**What you will do**
Make an exact copy of the records, with the pictures left out.

**Raw records**
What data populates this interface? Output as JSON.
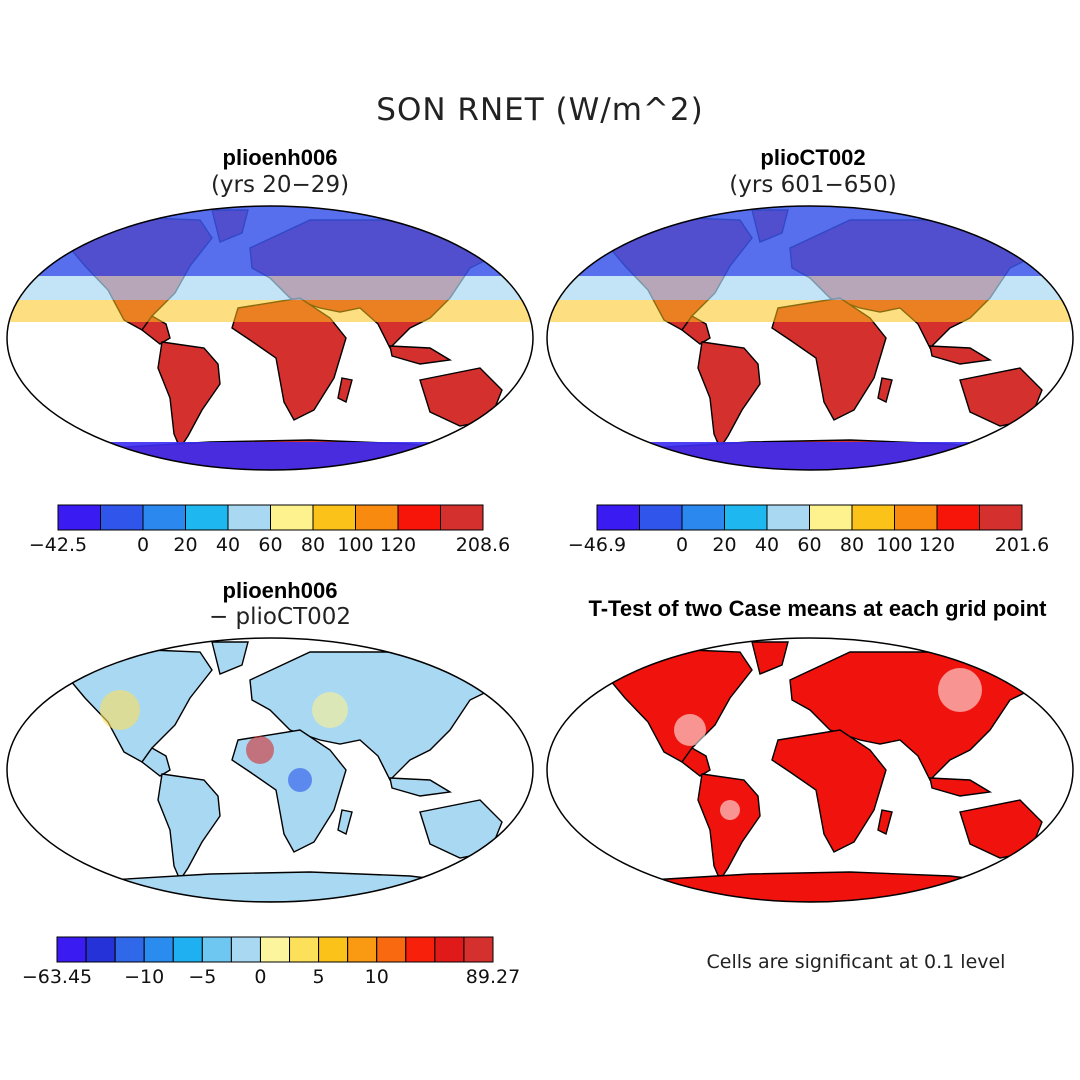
{
  "figure": {
    "title": "SON RNET (W/m^2)",
    "footnote": "Cells are significant at 0.1 level"
  },
  "panels": [
    {
      "id": "case1",
      "title": "plioenh006",
      "subtitle": "(yrs 20−29)",
      "colors": [
        "#3a1cf2",
        "#2f55ea",
        "#2a88ef",
        "#1eb7f0",
        "#a9d8f2",
        "#fdf28e",
        "#fbc21a",
        "#f98a10",
        "#f7150a",
        "#d4302e"
      ],
      "ticks": [
        {
          "label": "−42.5",
          "at": 0
        },
        {
          "label": "0",
          "at": 2
        },
        {
          "label": "20",
          "at": 3
        },
        {
          "label": "40",
          "at": 4
        },
        {
          "label": "60",
          "at": 5
        },
        {
          "label": "80",
          "at": 6
        },
        {
          "label": "100",
          "at": 7
        },
        {
          "label": "120",
          "at": 8
        },
        {
          "label": "208.6",
          "at": 10
        }
      ]
    },
    {
      "id": "case2",
      "title": "plioCT002",
      "subtitle": "(yrs 601−650)",
      "colors": [
        "#3a1cf2",
        "#2f55ea",
        "#2a88ef",
        "#1eb7f0",
        "#a9d8f2",
        "#fdf28e",
        "#fbc21a",
        "#f98a10",
        "#f7150a",
        "#d4302e"
      ],
      "ticks": [
        {
          "label": "−46.9",
          "at": 0
        },
        {
          "label": "0",
          "at": 2
        },
        {
          "label": "20",
          "at": 3
        },
        {
          "label": "40",
          "at": 4
        },
        {
          "label": "60",
          "at": 5
        },
        {
          "label": "80",
          "at": 6
        },
        {
          "label": "100",
          "at": 7
        },
        {
          "label": "120",
          "at": 8
        },
        {
          "label": "201.6",
          "at": 10
        }
      ]
    },
    {
      "id": "diff",
      "title": "plioenh006",
      "subtitle": "− plioCT002",
      "colors": [
        "#3a1cf2",
        "#2532d8",
        "#2f68e8",
        "#2a8cee",
        "#1eb0f0",
        "#6ec7f0",
        "#a9d8f2",
        "#fdf49e",
        "#fde05a",
        "#fbc21a",
        "#f99a12",
        "#f96a10",
        "#f7200a",
        "#e01a18",
        "#d4302e"
      ],
      "ticks": [
        {
          "label": "−63.45",
          "at": 0
        },
        {
          "label": "−10",
          "at": 3
        },
        {
          "label": "−5",
          "at": 5
        },
        {
          "label": "0",
          "at": 7
        },
        {
          "label": "5",
          "at": 9
        },
        {
          "label": "10",
          "at": 11
        },
        {
          "label": "89.27",
          "at": 15
        }
      ]
    },
    {
      "id": "ttest",
      "title": "T-Test of two Case means at each grid point",
      "subtitle": "",
      "colors": [
        "#f0120c"
      ],
      "ticks": []
    }
  ]
}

**The output**
What data populates this interface? Output as JSON.
{
  "figure": {
    "title": "SON RNET (W/m^2)",
    "footnote": "Cells are significant at 0.1 level"
  },
  "panels": [
    {
      "id": "case1",
      "title": "plioenh006",
      "subtitle": "(yrs 20−29)",
      "colors": [
        "#3a1cf2",
        "#2f55ea",
        "#2a88ef",
        "#1eb7f0",
        "#a9d8f2",
        "#fdf28e",
        "#fbc21a",
        "#f98a10",
        "#f7150a",
        "#d4302e"
      ],
      "ticks": [
        {
          "label": "−42.5",
          "at": 0
        },
        {
          "label": "0",
          "at": 2
        },
        {
          "label": "20",
          "at": 3
        },
        {
          "label": "40",
          "at": 4
        },
        {
          "label": "60",
          "at": 5
        },
        {
          "label": "80",
          "at": 6
        },
        {
          "label": "100",
          "at": 7
        },
        {
          "label": "120",
          "at": 8
        },
        {
          "label": "208.6",
          "at": 10
        }
      ]
    },
    {
      "id": "case2",
      "title": "plioCT002",
      "subtitle": "(yrs 601−650)",
      "colors": [
        "#3a1cf2",
        "#2f55ea",
        "#2a88ef",
        "#1eb7f0",
        "#a9d8f2",
        "#fdf28e",
        "#fbc21a",
        "#f98a10",
        "#f7150a",
        "#d4302e"
      ],
      "ticks": [
        {
          "label": "−46.9",
          "at": 0
        },
        {
          "label": "0",
          "at": 2
        },
        {
          "label": "20",
          "at": 3
        },
        {
          "label": "40",
          "at": 4
        },
        {
          "label": "60",
          "at": 5
        },
        {
          "label": "80",
          "at": 6
        },
        {
          "label": "100",
          "at": 7
        },
        {
          "label": "120",
          "at": 8
        },
        {
          "label": "201.6",
          "at": 10
        }
      ]
    },
    {
      "id": "diff",
      "title": "plioenh006",
      "subtitle": "− plioCT002",
      "colors": [
        "#3a1cf2",
        "#2532d8",
        "#2f68e8",
        "#2a8cee",
        "#1eb0f0",
        "#6ec7f0",
        "#a9d8f2",
        "#fdf49e",
        "#fde05a",
        "#fbc21a",
        "#f99a12",
        "#f96a10",
        "#f7200a",
        "#e01a18",
        "#d4302e"
      ],
      "ticks": [
        {
          "label": "−63.45",
          "at": 0
        },
        {
          "label": "−10",
          "at": 3
        },
        {
          "label": "−5",
          "at": 5
        },
        {
          "label": "0",
          "at": 7
        },
        {
          "label": "5",
          "at": 9
        },
        {
          "label": "10",
          "at": 11
        },
        {
          "label": "89.27",
          "at": 15
        }
      ]
    },
    {
      "id": "ttest",
      "title": "T-Test of two Case means at each grid point",
      "subtitle": "",
      "colors": [
        "#f0120c"
      ],
      "ticks": []
    }
  ]
}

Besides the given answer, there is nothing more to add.